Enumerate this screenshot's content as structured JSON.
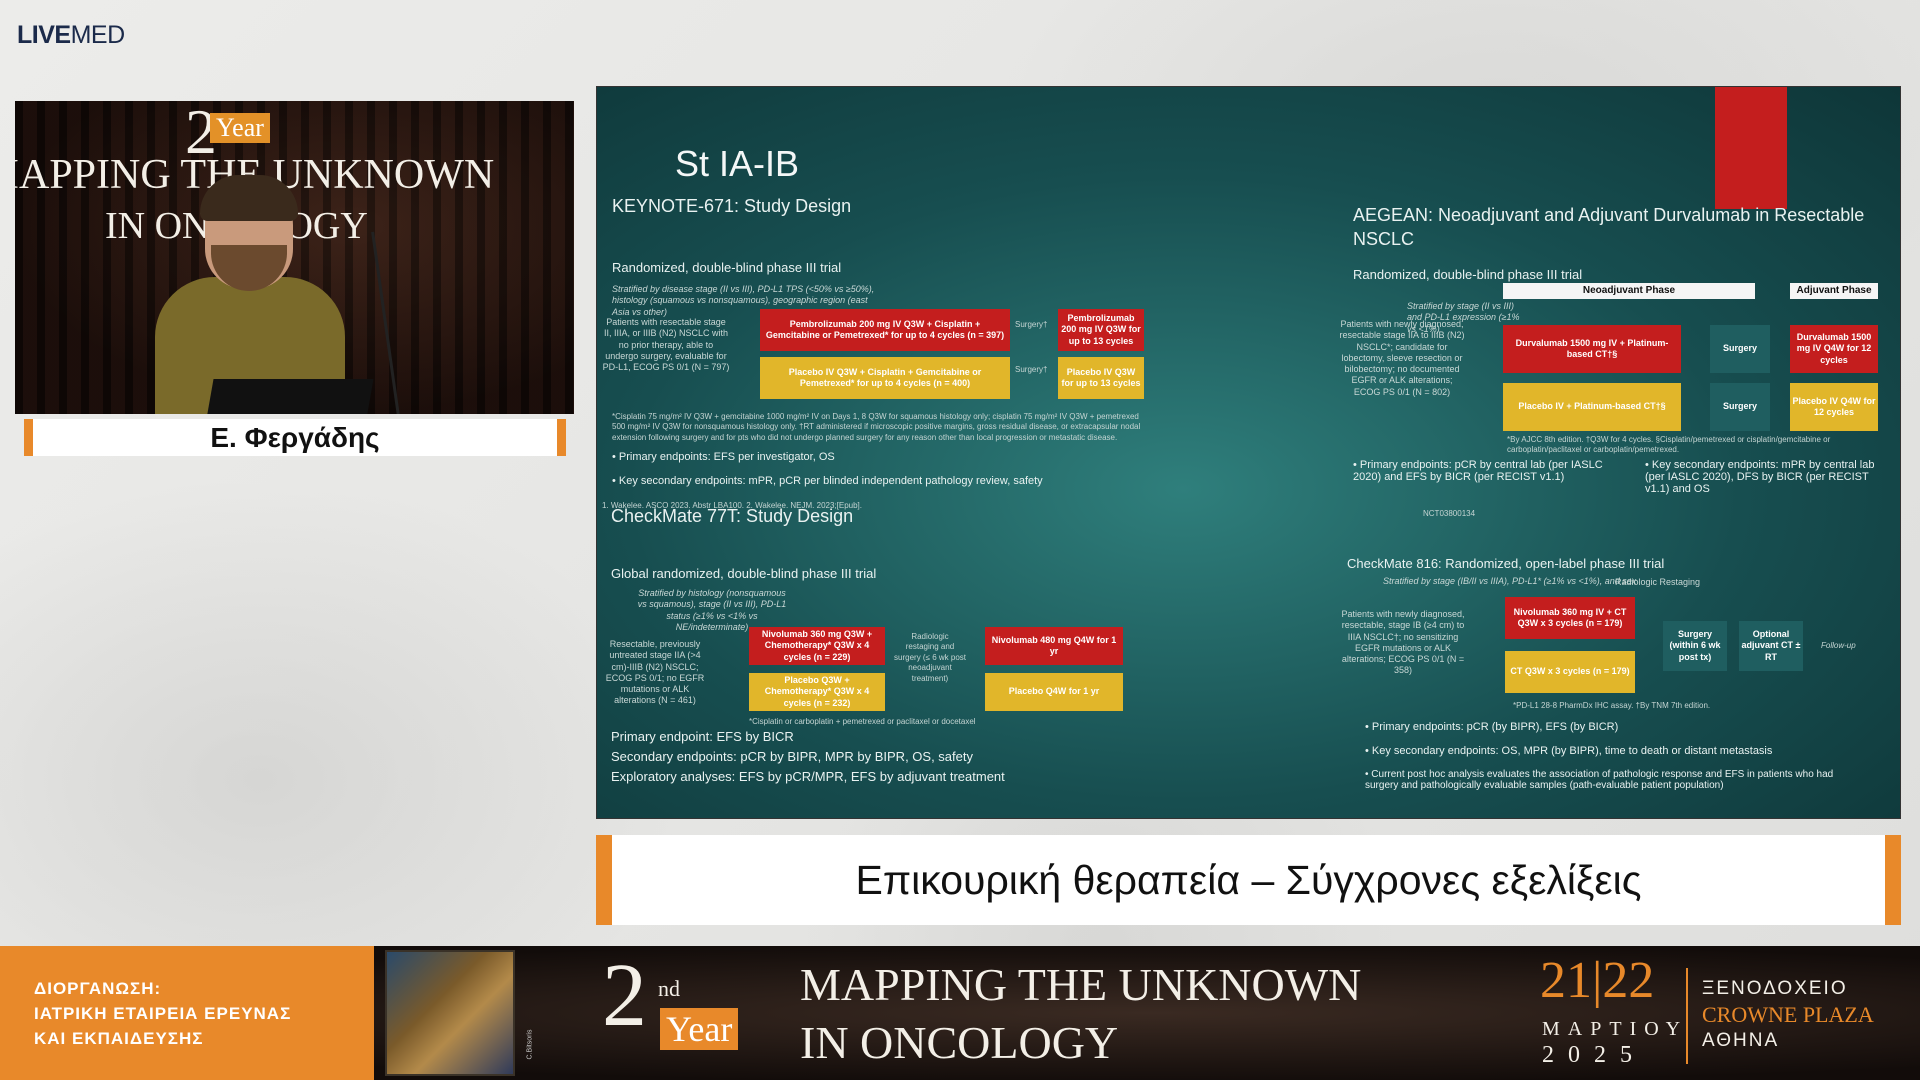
{
  "brand": {
    "logo_bold": "LIVE",
    "logo_light": "MED"
  },
  "camera": {
    "year_num": "2",
    "year_suffix": "nd",
    "year_word": "Year",
    "line1": "IAPPING THE UNKNOWN",
    "line2": "IN ONCOLOGY"
  },
  "speaker": {
    "name": "Ε. Φεργάδης"
  },
  "slide": {
    "title": "St IA-IB",
    "k671": {
      "title": "KEYNOTE-671: Study Design",
      "design": "Randomized, double-blind phase III trial",
      "strat": "Stratified by disease stage (II vs III), PD-L1 TPS (<50% vs ≥50%), histology (squamous vs nonsquamous), geographic region (east Asia vs other)",
      "patients": "Patients with resectable stage II, IIIA, or IIIB (N2) NSCLC with no prior therapy, able to undergo surgery, evaluable for PD-L1, ECOG PS 0/1 (N = 797)",
      "arm1": "Pembrolizumab 200 mg IV Q3W + Cisplatin + Gemcitabine or Pemetrexed* for up to 4 cycles (n = 397)",
      "arm1b": "Pembrolizumab 200 mg IV Q3W for up to 13 cycles",
      "arm2": "Placebo IV Q3W + Cisplatin + Gemcitabine or Pemetrexed* for up to 4 cycles (n = 400)",
      "arm2b": "Placebo IV Q3W for up to 13 cycles",
      "surgery": "Surgery†",
      "footnote": "*Cisplatin 75 mg/m² IV Q3W + gemcitabine 1000 mg/m² IV on Days 1, 8 Q3W for squamous histology only; cisplatin 75 mg/m² IV Q3W + pemetrexed 500 mg/m² IV Q3W for nonsquamous histology only. †RT administered if microscopic positive margins, gross residual disease, or extracapsular nodal extension following surgery and for pts who did not undergo planned surgery for any reason other than local progression or metastatic disease.",
      "ep1": "Primary endpoints: EFS per investigator, OS",
      "ep2": "Key secondary endpoints: mPR, pCR per blinded independent pathology review, safety",
      "ref": "1. Wakelee. ASCO 2023. Abstr LBA100. 2. Wakelee. NEJM. 2023;[Epub]."
    },
    "cm77t": {
      "title": "CheckMate 77T: Study Design",
      "design": "Global randomized, double-blind phase III trial",
      "strat": "Stratified by histology (nonsquamous vs squamous), stage (II vs III), PD-L1 status (≥1% vs <1% vs NE/indeterminate)",
      "patients": "Resectable, previously untreated stage IIA (>4 cm)-IIIB (N2) NSCLC; ECOG PS 0/1; no EGFR mutations or ALK alterations (N = 461)",
      "arm1": "Nivolumab 360 mg Q3W + Chemotherapy* Q3W x 4 cycles (n = 229)",
      "arm2": "Placebo Q3W + Chemotherapy* Q3W x 4 cycles (n = 232)",
      "mid": "Radiologic restaging and surgery (≤ 6 wk post neoadjuvant treatment)",
      "arm1b": "Nivolumab 480 mg Q4W for 1 yr",
      "arm2b": "Placebo Q4W for 1 yr",
      "note": "*Cisplatin or carboplatin + pemetrexed or paclitaxel or docetaxel",
      "ep1": "Primary endpoint: EFS by BICR",
      "ep2": "Secondary endpoints: pCR by BIPR, MPR by BIPR, OS, safety",
      "ep3": "Exploratory analyses: EFS by pCR/MPR, EFS by adjuvant treatment"
    },
    "aegean": {
      "title": "AEGEAN: Neoadjuvant and Adjuvant Durvalumab in Resectable NSCLC",
      "design": "Randomized, double-blind phase III trial",
      "neo": "Neoadjuvant Phase",
      "adj": "Adjuvant Phase",
      "strat": "Stratified by stage (II vs III) and PD-L1 expression (≥1% vs <1%)",
      "patients": "Patients with newly diagnosed, resectable stage IIA to IIIB (N2) NSCLC*; candidate for lobectomy, sleeve resection or bilobectomy; no documented EGFR or ALK alterations; ECOG PS 0/1 (N = 802)",
      "arm1": "Durvalumab 1500 mg IV + Platinum-based CT†§",
      "arm2": "Placebo IV + Platinum-based CT†§",
      "surgery": "Surgery",
      "arm1b": "Durvalumab 1500 mg IV Q4W for 12 cycles",
      "arm2b": "Placebo IV Q4W for 12 cycles",
      "footnote": "*By AJCC 8th edition. †Q3W for 4 cycles. §Cisplatin/pemetrexed or cisplatin/gemcitabine or carboplatin/paclitaxel or carboplatin/pemetrexed.",
      "ep1": "Primary endpoints: pCR by central lab (per IASLC 2020) and EFS by BICR (per RECIST v1.1)",
      "ep2": "Key secondary endpoints: mPR by central lab (per IASLC 2020), DFS by BICR (per RECIST v1.1) and OS",
      "nct": "NCT03800134"
    },
    "cm816": {
      "title": "CheckMate 816: Randomized, open-label phase III trial",
      "strat": "Stratified by stage (IB/II vs IIIA), PD-L1* (≥1% vs <1%), and sex",
      "restaging": "Radiologic Restaging",
      "patients": "Patients with newly diagnosed, resectable, stage IB (≥4 cm) to IIIA NSCLC†; no sensitizing EGFR mutations or ALK alterations; ECOG PS 0/1 (N = 358)",
      "arm1": "Nivolumab 360 mg IV + CT Q3W x 3 cycles (n = 179)",
      "arm2": "CT Q3W x 3 cycles (n = 179)",
      "surgery": "Surgery (within 6 wk post tx)",
      "adjuvant": "Optional adjuvant CT ± RT",
      "followup": "Follow-up",
      "footnote": "*PD-L1 28-8 PharmDx IHC assay. †By TNM 7th edition.",
      "ep1": "Primary endpoints: pCR (by BIPR), EFS (by BICR)",
      "ep2": "Key secondary endpoints: OS, MPR (by BIPR), time to death or distant metastasis",
      "ep3": "Current post hoc analysis evaluates the association of pathologic response and EFS in patients who had surgery and pathologically evaluable samples (path-evaluable patient population)"
    }
  },
  "caption": {
    "text": "Επικουρική θεραπεία – Σύγχρονες εξελίξεις"
  },
  "footer": {
    "org1": "ΔΙΟΡΓΑΝΩΣΗ:",
    "org2": "ΙΑΤΡΙΚΗ ΕΤΑΙΡΕΙΑ ΕΡΕΥΝΑΣ",
    "org3": "ΚΑΙ ΕΚΠΑΙΔΕΥΣΗΣ",
    "credit": "C.Bitsoris",
    "year_num": "2",
    "year_suffix": "nd",
    "year_word": "Year",
    "line1": "MAPPING THE UNKNOWN",
    "line2": "IN ONCOLOGY",
    "dates": "21|22",
    "month": "ΜΑΡΤΙΟΥ",
    "year": "2025",
    "hotel1": "ΞΕΝΟΔΟΧΕΙΟ",
    "hotel2": "CROWNE PLAZA",
    "hotel3": "ΑΘΗΝΑ"
  },
  "colors": {
    "accent": "#e8892a",
    "slide_bg": "#1f6463",
    "arm_red": "#c41e1e",
    "arm_yellow": "#e1b62a"
  }
}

==*==

Lines that contain "ONCOLOGY" are to be copied from the records above.

* Response area
    "line2": "IN ONCOLOGY"
    "line2": "IN ONCOLOGY",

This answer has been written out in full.